What the task asks -
Report each line of the data that includes the word "School".

>> Begin

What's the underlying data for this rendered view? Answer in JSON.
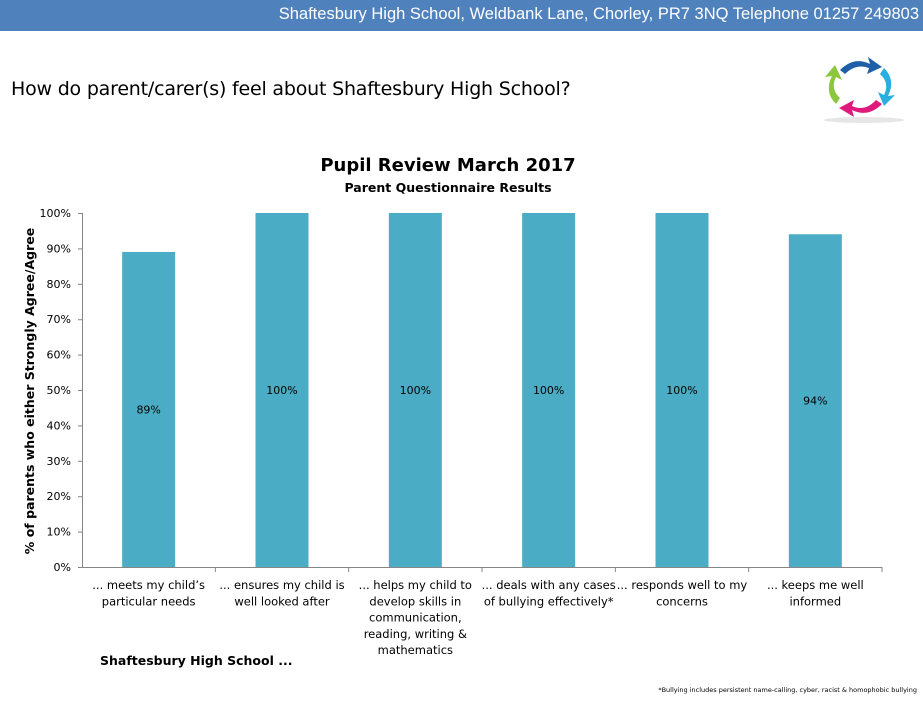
{
  "header": {
    "text": "Shaftesbury High School, Weldbank Lane, Chorley, PR7 3NQ Telephone 01257 249803"
  },
  "page": {
    "question": "How do parent/carer(s)  feel about Shaftesbury High School?"
  },
  "logo": {
    "icon": "four-arrows-logo-icon",
    "colors": [
      "#1f5fa8",
      "#29aee0",
      "#e0197d",
      "#8cc63f"
    ]
  },
  "chart_data": {
    "type": "bar",
    "title": "Pupil Review March 2017",
    "subtitle": "Parent Questionnaire Results",
    "ylabel": "% of parents who either Strongly Agree/Agree",
    "xlabel": "Shaftesbury High School ...",
    "ylim": [
      0,
      100
    ],
    "yticks": [
      "0%",
      "10%",
      "20%",
      "30%",
      "40%",
      "50%",
      "60%",
      "70%",
      "80%",
      "90%",
      "100%"
    ],
    "grid": false,
    "bar_color": "#4bacc6",
    "categories": [
      [
        "... meets my child’s",
        "particular needs"
      ],
      [
        "... ensures my child is",
        "well looked after"
      ],
      [
        "... helps my child to",
        "develop skills in",
        "communication,",
        "reading, writing &",
        "mathematics"
      ],
      [
        "... deals with any cases",
        "of bullying effectively*"
      ],
      [
        "... responds well to my",
        "concerns"
      ],
      [
        "... keeps me well",
        "informed"
      ]
    ],
    "values": [
      89,
      100,
      100,
      100,
      100,
      94
    ],
    "data_labels": [
      "89%",
      "100%",
      "100%",
      "100%",
      "100%",
      "94%"
    ],
    "footnote": "*Bullying includes persistent name-calling, cyber, racist & homophobic bullying"
  }
}
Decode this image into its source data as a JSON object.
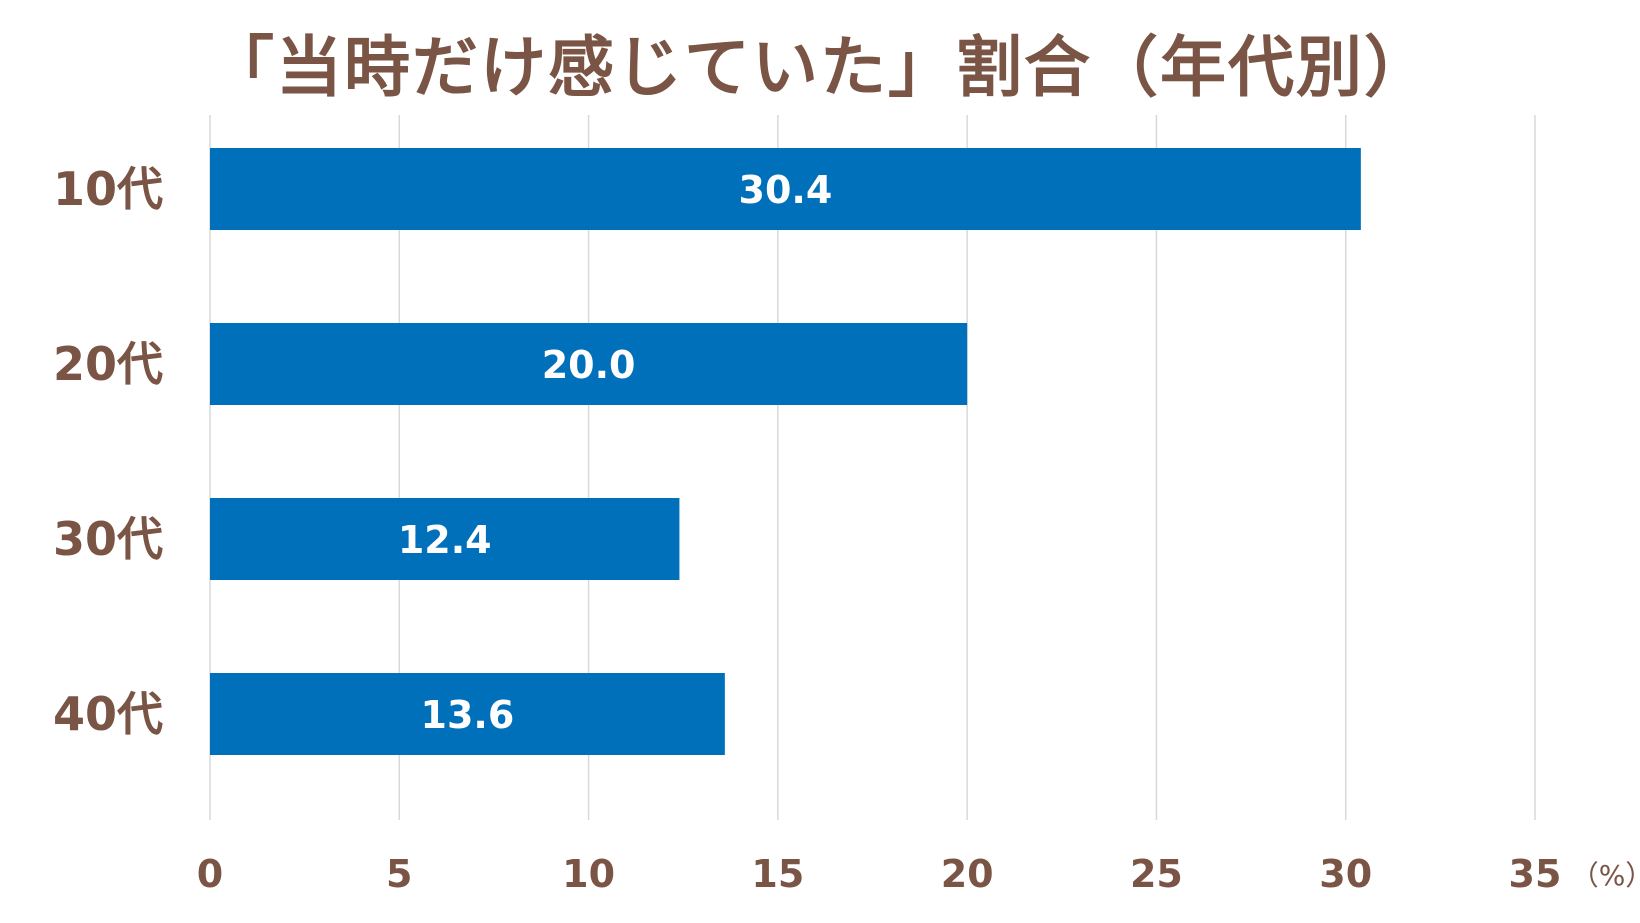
{
  "chart_data": {
    "type": "bar",
    "orientation": "horizontal",
    "title": "「当時だけ感じていた」割合（年代別）",
    "categories": [
      "10代",
      "20代",
      "30代",
      "40代"
    ],
    "values": [
      30.4,
      20.0,
      12.4,
      13.6
    ],
    "data_labels": [
      "30.4",
      "20.0",
      "12.4",
      "13.6"
    ],
    "xlim": [
      0,
      35
    ],
    "x_ticks": [
      0,
      5,
      10,
      15,
      20,
      25,
      30,
      35
    ],
    "x_tick_labels": [
      "0",
      "5",
      "10",
      "15",
      "20",
      "25",
      "30",
      "35"
    ],
    "x_unit": "（%）",
    "grid": "vertical",
    "legend": "none"
  },
  "colors": {
    "bar": "#0070BA",
    "text": "#7A5545",
    "grid": "#D9D9D9",
    "background": "#FFFFFF"
  }
}
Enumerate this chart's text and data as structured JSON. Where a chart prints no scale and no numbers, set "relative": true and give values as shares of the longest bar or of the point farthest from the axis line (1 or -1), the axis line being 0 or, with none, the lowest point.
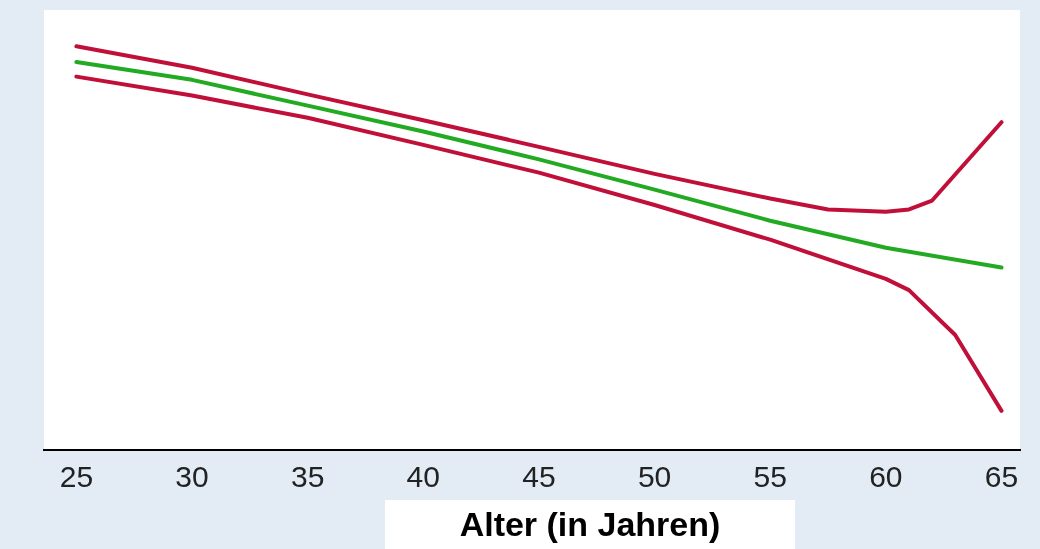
{
  "chart_data": {
    "type": "line",
    "xlabel": "Alter (in Jahren)",
    "relative": true,
    "xlim": [
      23.6,
      65.8
    ],
    "xticks": [
      25,
      30,
      35,
      40,
      45,
      50,
      55,
      60,
      65
    ],
    "grid": false,
    "legend": false,
    "marker": "none",
    "line_style": "solid",
    "series": [
      {
        "color": "#c0103a",
        "x": [
          25,
          30,
          35,
          40,
          45,
          50,
          55,
          57.5,
          60,
          61,
          62,
          65
        ],
        "values": [
          1.0,
          0.947,
          0.881,
          0.817,
          0.751,
          0.684,
          0.623,
          0.596,
          0.59,
          0.596,
          0.618,
          0.812
        ]
      },
      {
        "color": "#c0103a",
        "x": [
          25,
          30,
          35,
          40,
          45,
          50,
          55,
          60,
          61,
          63,
          65
        ],
        "values": [
          0.925,
          0.878,
          0.823,
          0.756,
          0.687,
          0.607,
          0.521,
          0.424,
          0.396,
          0.285,
          0.097
        ]
      },
      {
        "color": "#22aa22",
        "x": [
          25,
          30,
          35,
          40,
          45,
          50,
          55,
          60,
          65
        ],
        "values": [
          0.961,
          0.917,
          0.853,
          0.789,
          0.72,
          0.645,
          0.568,
          0.501,
          0.452
        ]
      }
    ]
  }
}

>> End

Exercise output -
    "text": "Shaftesbury High School, Weldbank Lane, Chorley, PR7 3NQ Telephone 01257 249803"
    "question": "How do parent/carer(s)  feel about Shaftesbury High School?"
    "xlabel": "Shaftesbury High School ...",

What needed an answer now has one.